⟨
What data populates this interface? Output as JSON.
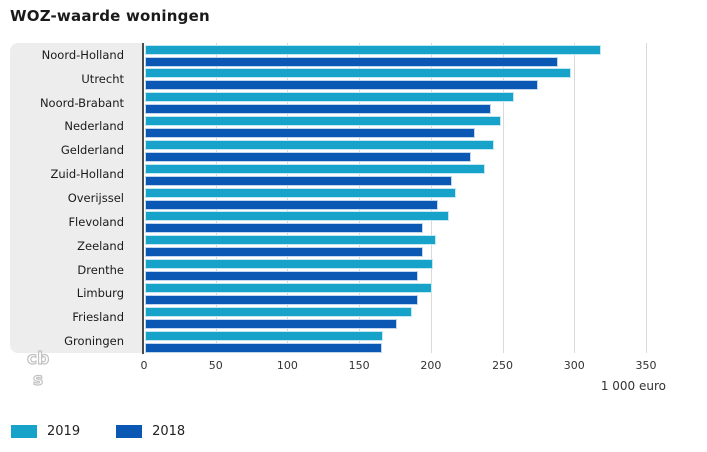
{
  "title": "WOZ-waarde woningen",
  "unit_label": "1 000 euro",
  "legend": {
    "items": [
      {
        "label": "2019",
        "color": "#17a3c9"
      },
      {
        "label": "2018",
        "color": "#0a58b4"
      }
    ]
  },
  "logo": {
    "name": "cbs-logo",
    "color": "#c2c2c2"
  },
  "colors": {
    "series_2019": "#17a3c9",
    "series_2018": "#0a58b4",
    "panel_bg": "#ededed",
    "gridline": "#d9d9d9",
    "axis_line": "#4d4d4d"
  },
  "chart_data": {
    "type": "bar",
    "orientation": "horizontal",
    "title": "WOZ-waarde woningen",
    "xlabel": "1 000 euro",
    "ylabel": "",
    "xlim": [
      0,
      350
    ],
    "xticks": [
      0,
      50,
      100,
      150,
      200,
      250,
      300,
      350
    ],
    "grid": true,
    "legend_position": "bottom-left",
    "categories": [
      "Noord-Holland",
      "Utrecht",
      "Noord-Brabant",
      "Nederland",
      "Gelderland",
      "Zuid-Holland",
      "Overijssel",
      "Flevoland",
      "Zeeland",
      "Drenthe",
      "Limburg",
      "Friesland",
      "Groningen"
    ],
    "series": [
      {
        "name": "2019",
        "color": "#17a3c9",
        "values": [
          318,
          297,
          257,
          248,
          243,
          237,
          217,
          212,
          203,
          201,
          200,
          186,
          166
        ]
      },
      {
        "name": "2018",
        "color": "#0a58b4",
        "values": [
          288,
          274,
          241,
          230,
          227,
          214,
          204,
          194,
          194,
          190,
          190,
          176,
          165
        ]
      }
    ]
  }
}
⟩
- [WHAT TO DO]
Transcribe the records above verbatim. Do not carry over any picture.

- [WRITTEN ANSWER]
What data populates this interface? Output as JSON.
{
  "title": "WOZ-waarde woningen",
  "unit_label": "1 000 euro",
  "legend": {
    "items": [
      {
        "label": "2019",
        "color": "#17a3c9"
      },
      {
        "label": "2018",
        "color": "#0a58b4"
      }
    ]
  },
  "logo": {
    "name": "cbs-logo",
    "color": "#c2c2c2"
  },
  "colors": {
    "series_2019": "#17a3c9",
    "series_2018": "#0a58b4",
    "panel_bg": "#ededed",
    "gridline": "#d9d9d9",
    "axis_line": "#4d4d4d"
  },
  "chart_data": {
    "type": "bar",
    "orientation": "horizontal",
    "title": "WOZ-waarde woningen",
    "xlabel": "1 000 euro",
    "ylabel": "",
    "xlim": [
      0,
      350
    ],
    "xticks": [
      0,
      50,
      100,
      150,
      200,
      250,
      300,
      350
    ],
    "grid": true,
    "legend_position": "bottom-left",
    "categories": [
      "Noord-Holland",
      "Utrecht",
      "Noord-Brabant",
      "Nederland",
      "Gelderland",
      "Zuid-Holland",
      "Overijssel",
      "Flevoland",
      "Zeeland",
      "Drenthe",
      "Limburg",
      "Friesland",
      "Groningen"
    ],
    "series": [
      {
        "name": "2019",
        "color": "#17a3c9",
        "values": [
          318,
          297,
          257,
          248,
          243,
          237,
          217,
          212,
          203,
          201,
          200,
          186,
          166
        ]
      },
      {
        "name": "2018",
        "color": "#0a58b4",
        "values": [
          288,
          274,
          241,
          230,
          227,
          214,
          204,
          194,
          194,
          190,
          190,
          176,
          165
        ]
      }
    ]
  }
}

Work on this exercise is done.